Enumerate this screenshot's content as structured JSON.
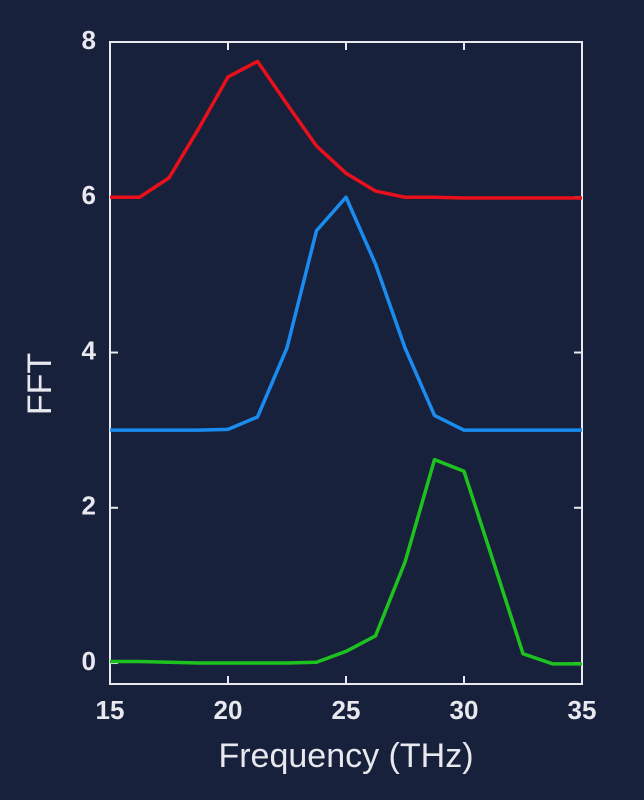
{
  "chart_data": {
    "type": "line",
    "xlabel": "Frequency (THz)",
    "ylabel": "FFT",
    "x": [
      15,
      16.25,
      17.5,
      18.75,
      20,
      21.25,
      22.5,
      23.75,
      25,
      26.25,
      27.5,
      28.75,
      30,
      31.25,
      32.5,
      33.75,
      35
    ],
    "series": [
      {
        "name": "red",
        "color": "#e8101a",
        "values": [
          6.0,
          6.0,
          6.25,
          6.88,
          7.55,
          7.75,
          7.2,
          6.66,
          6.31,
          6.08,
          6.0,
          6.0,
          5.99,
          5.99,
          5.99,
          5.99,
          5.99
        ]
      },
      {
        "name": "blue",
        "color": "#1a8cf0",
        "values": [
          3.0,
          3.0,
          3.0,
          3.0,
          3.01,
          3.17,
          4.06,
          5.57,
          6.0,
          5.14,
          4.06,
          3.19,
          3.0,
          3.0,
          3.0,
          3.0,
          3.0
        ]
      },
      {
        "name": "green",
        "color": "#1ec21e",
        "values": [
          0.02,
          0.02,
          0.01,
          0.0,
          0.0,
          0.0,
          0.0,
          0.01,
          0.15,
          0.35,
          1.3,
          2.62,
          2.47,
          1.3,
          0.12,
          -0.01,
          -0.01
        ]
      }
    ],
    "xlim": [
      15,
      35
    ],
    "xticks": [
      15,
      20,
      25,
      30,
      35
    ],
    "ylim": [
      -0.27,
      8.0
    ],
    "yticks": [
      0,
      2,
      4,
      6,
      8
    ]
  }
}
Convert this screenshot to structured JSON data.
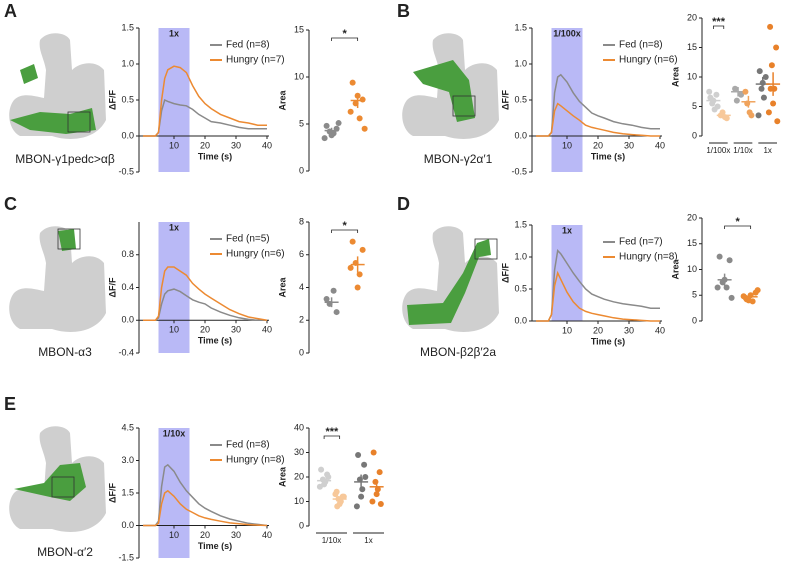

• **THE REQUEST**
Pictures are excluded; output everything else in the data verbatim.

• **TASK RESPONSE**
Enumerate this screenshot's content as structured JSON.
{
  "chart_data": {
    "type": "line",
    "xlabel": "Frequency (THz)",
    "ylabel": "FFT",
    "x": [
      15,
      16.25,
      17.5,
      18.75,
      20,
      21.25,
      22.5,
      23.75,
      25,
      26.25,
      27.5,
      28.75,
      30,
      31.25,
      32.5,
      33.75,
      35
    ],
    "series": [
      {
        "name": "red",
        "color": "#e8101a",
        "values": [
          6.0,
          6.0,
          6.25,
          6.88,
          7.55,
          7.75,
          7.2,
          6.66,
          6.31,
          6.08,
          6.0,
          6.0,
          5.99,
          5.99,
          5.99,
          5.99,
          5.99
        ]
      },
      {
        "name": "blue",
        "color": "#1a8cf0",
        "values": [
          3.0,
          3.0,
          3.0,
          3.0,
          3.01,
          3.17,
          4.06,
          5.57,
          6.0,
          5.14,
          4.06,
          3.19,
          3.0,
          3.0,
          3.0,
          3.0,
          3.0
        ]
      },
      {
        "name": "green",
        "color": "#1ec21e",
        "values": [
          0.02,
          0.02,
          0.01,
          0.0,
          0.0,
          0.0,
          0.0,
          0.01,
          0.15,
          0.35,
          1.3,
          2.62,
          2.47,
          1.3,
          0.12,
          -0.01,
          -0.01
        ]
      }
    ],
    "xlim": [
      15,
      35
    ],
    "xticks": [
      15,
      20,
      25,
      30,
      35
    ],
    "ylim": [
      -0.27,
      8.0
    ],
    "yticks": [
      0,
      2,
      4,
      6,
      8
    ]
  }
}
Convert this screenshot to structured JSON data.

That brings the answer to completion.